WHAT THE TASK ASKS = Recast the lines below as a numbered list, leaving out any blank lines.

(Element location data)

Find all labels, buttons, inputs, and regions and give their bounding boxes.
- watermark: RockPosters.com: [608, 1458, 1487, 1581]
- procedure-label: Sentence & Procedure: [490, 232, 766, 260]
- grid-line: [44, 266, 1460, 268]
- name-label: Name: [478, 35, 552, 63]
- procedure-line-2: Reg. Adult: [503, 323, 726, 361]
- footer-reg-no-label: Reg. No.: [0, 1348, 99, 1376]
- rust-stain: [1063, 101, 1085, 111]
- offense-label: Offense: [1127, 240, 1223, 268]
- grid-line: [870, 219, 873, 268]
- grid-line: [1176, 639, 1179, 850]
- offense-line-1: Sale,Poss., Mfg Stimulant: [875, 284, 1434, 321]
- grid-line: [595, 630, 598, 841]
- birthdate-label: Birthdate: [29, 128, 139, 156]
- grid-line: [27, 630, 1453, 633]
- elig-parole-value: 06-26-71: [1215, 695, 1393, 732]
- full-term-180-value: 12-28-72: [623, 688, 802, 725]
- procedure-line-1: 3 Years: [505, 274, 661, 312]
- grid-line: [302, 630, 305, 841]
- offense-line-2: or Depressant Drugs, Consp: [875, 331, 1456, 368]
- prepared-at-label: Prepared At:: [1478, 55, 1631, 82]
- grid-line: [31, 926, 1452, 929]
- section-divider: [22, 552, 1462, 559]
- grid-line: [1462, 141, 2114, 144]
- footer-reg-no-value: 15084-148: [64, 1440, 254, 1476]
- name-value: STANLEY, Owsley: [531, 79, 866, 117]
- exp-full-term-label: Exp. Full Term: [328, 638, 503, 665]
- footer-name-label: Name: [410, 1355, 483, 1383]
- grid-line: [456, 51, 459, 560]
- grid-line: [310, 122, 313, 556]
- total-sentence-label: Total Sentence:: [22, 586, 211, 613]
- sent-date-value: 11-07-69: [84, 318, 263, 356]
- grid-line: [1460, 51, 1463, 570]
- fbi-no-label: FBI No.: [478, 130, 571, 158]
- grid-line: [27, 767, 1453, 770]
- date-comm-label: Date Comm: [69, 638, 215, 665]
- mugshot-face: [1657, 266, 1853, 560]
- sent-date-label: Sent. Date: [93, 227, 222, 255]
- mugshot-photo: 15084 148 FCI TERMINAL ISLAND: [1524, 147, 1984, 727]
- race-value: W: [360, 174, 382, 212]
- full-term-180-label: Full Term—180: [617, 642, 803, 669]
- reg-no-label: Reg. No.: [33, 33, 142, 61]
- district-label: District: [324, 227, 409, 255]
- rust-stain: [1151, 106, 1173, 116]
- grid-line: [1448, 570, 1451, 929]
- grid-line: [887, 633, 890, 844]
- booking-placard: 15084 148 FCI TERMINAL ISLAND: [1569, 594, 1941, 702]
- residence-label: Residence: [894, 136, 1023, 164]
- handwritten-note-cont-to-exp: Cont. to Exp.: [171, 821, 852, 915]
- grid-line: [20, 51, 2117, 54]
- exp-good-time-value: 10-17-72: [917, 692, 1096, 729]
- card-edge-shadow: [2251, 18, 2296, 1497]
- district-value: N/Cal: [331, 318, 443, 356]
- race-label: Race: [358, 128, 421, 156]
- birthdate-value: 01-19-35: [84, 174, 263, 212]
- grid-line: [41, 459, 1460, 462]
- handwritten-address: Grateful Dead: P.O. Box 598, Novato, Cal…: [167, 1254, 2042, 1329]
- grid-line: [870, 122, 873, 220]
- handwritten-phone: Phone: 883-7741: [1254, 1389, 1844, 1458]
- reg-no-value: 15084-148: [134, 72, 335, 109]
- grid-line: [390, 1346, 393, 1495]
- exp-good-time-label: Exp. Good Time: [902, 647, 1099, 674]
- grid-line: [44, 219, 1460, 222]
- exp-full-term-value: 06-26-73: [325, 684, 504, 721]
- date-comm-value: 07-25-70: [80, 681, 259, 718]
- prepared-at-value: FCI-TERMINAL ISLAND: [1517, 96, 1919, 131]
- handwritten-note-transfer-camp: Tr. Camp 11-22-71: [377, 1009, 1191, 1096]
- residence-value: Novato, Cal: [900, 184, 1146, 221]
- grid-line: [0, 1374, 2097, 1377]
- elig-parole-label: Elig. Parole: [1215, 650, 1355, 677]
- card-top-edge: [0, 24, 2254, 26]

COMPLETE RESPONSE =
1. Find all labels, buttons, inputs, and regions and give their bounding boxes.
2. - watermark: RockPosters.com: [608, 1458, 1487, 1581]
3. - procedure-label: Sentence & Procedure: [490, 232, 766, 260]
4. - grid-line: [44, 266, 1460, 268]
5. - name-label: Name: [478, 35, 552, 63]
6. - procedure-line-2: Reg. Adult: [503, 323, 726, 361]
7. - footer-reg-no-label: Reg. No.: [0, 1348, 99, 1376]
8. - rust-stain: [1063, 101, 1085, 111]
9. - offense-label: Offense: [1127, 240, 1223, 268]
10. - grid-line: [870, 219, 873, 268]
11. - grid-line: [1176, 639, 1179, 850]
12. - offense-line-1: Sale,Poss., Mfg Stimulant: [875, 284, 1434, 321]
13. - grid-line: [595, 630, 598, 841]
14. - birthdate-label: Birthdate: [29, 128, 139, 156]
15. - grid-line: [27, 630, 1453, 633]
16. - elig-parole-value: 06-26-71: [1215, 695, 1393, 732]
17. - full-term-180-value: 12-28-72: [623, 688, 802, 725]
18. - procedure-line-1: 3 Years: [505, 274, 661, 312]
19. - grid-line: [302, 630, 305, 841]
20. - offense-line-2: or Depressant Drugs, Consp: [875, 331, 1456, 368]
21. - prepared-at-label: Prepared At:: [1478, 55, 1631, 82]
22. - grid-line: [31, 926, 1452, 929]
23. - section-divider: [22, 552, 1462, 559]
24. - grid-line: [1462, 141, 2114, 144]
25. - footer-reg-no-value: 15084-148: [64, 1440, 254, 1476]
26. - name-value: STANLEY, Owsley: [531, 79, 866, 117]
27. - exp-full-term-label: Exp. Full Term: [328, 638, 503, 665]
28. - footer-name-label: Name: [410, 1355, 483, 1383]
29. - grid-line: [456, 51, 459, 560]
30. - grid-line: [310, 122, 313, 556]
31. - total-sentence-label: Total Sentence:: [22, 586, 211, 613]
32. - sent-date-value: 11-07-69: [84, 318, 263, 356]
33. - grid-line: [1460, 51, 1463, 570]
34. - fbi-no-label: FBI No.: [478, 130, 571, 158]
35. - grid-line: [27, 767, 1453, 770]
36. - date-comm-label: Date Comm: [69, 638, 215, 665]
37. - mugshot-face: [1657, 266, 1853, 560]
38. - sent-date-label: Sent. Date: [93, 227, 222, 255]
39. - mugshot-photo: 15084 148 FCI TERMINAL ISLAND: [1524, 147, 1984, 727]
40. - race-value: W: [360, 174, 382, 212]
41. - full-term-180-label: Full Term—180: [617, 642, 803, 669]
42. - reg-no-label: Reg. No.: [33, 33, 142, 61]
43. - district-label: District: [324, 227, 409, 255]
44. - rust-stain: [1151, 106, 1173, 116]
45. - grid-line: [1448, 570, 1451, 929]
46. - grid-line: [887, 633, 890, 844]
47. - booking-placard: 15084 148 FCI TERMINAL ISLAND: [1569, 594, 1941, 702]
48. - residence-label: Residence: [894, 136, 1023, 164]
49. - handwritten-note-cont-to-exp: Cont. to Exp.: [171, 821, 852, 915]
50. - grid-line: [20, 51, 2117, 54]
51. - exp-good-time-value: 10-17-72: [917, 692, 1096, 729]
52. - card-edge-shadow: [2251, 18, 2296, 1497]
53. - district-value: N/Cal: [331, 318, 443, 356]
54. - race-label: Race: [358, 128, 421, 156]
55. - birthdate-value: 01-19-35: [84, 174, 263, 212]
56. - grid-line: [41, 459, 1460, 462]
57. - handwritten-address: Grateful Dead: P.O. Box 598, Novato, Cal…: [167, 1254, 2042, 1329]
58. - grid-line: [870, 122, 873, 220]
59. - handwritten-phone: Phone: 883-7741: [1254, 1389, 1844, 1458]
60. - reg-no-value: 15084-148: [134, 72, 335, 109]
61. - grid-line: [390, 1346, 393, 1495]
62. - exp-good-time-label: Exp. Good Time: [902, 647, 1099, 674]
63. - grid-line: [44, 219, 1460, 222]
64. - exp-full-term-value: 06-26-73: [325, 684, 504, 721]
65. - date-comm-value: 07-25-70: [80, 681, 259, 718]
66. - prepared-at-value: FCI-TERMINAL ISLAND: [1517, 96, 1919, 131]
67. - handwritten-note-transfer-camp: Tr. Camp 11-22-71: [377, 1009, 1191, 1096]
68. - residence-value: Novato, Cal: [900, 184, 1146, 221]
69. - grid-line: [0, 1374, 2097, 1377]
70. - elig-parole-label: Elig. Parole: [1215, 650, 1355, 677]
71. - card-top-edge: [0, 24, 2254, 26]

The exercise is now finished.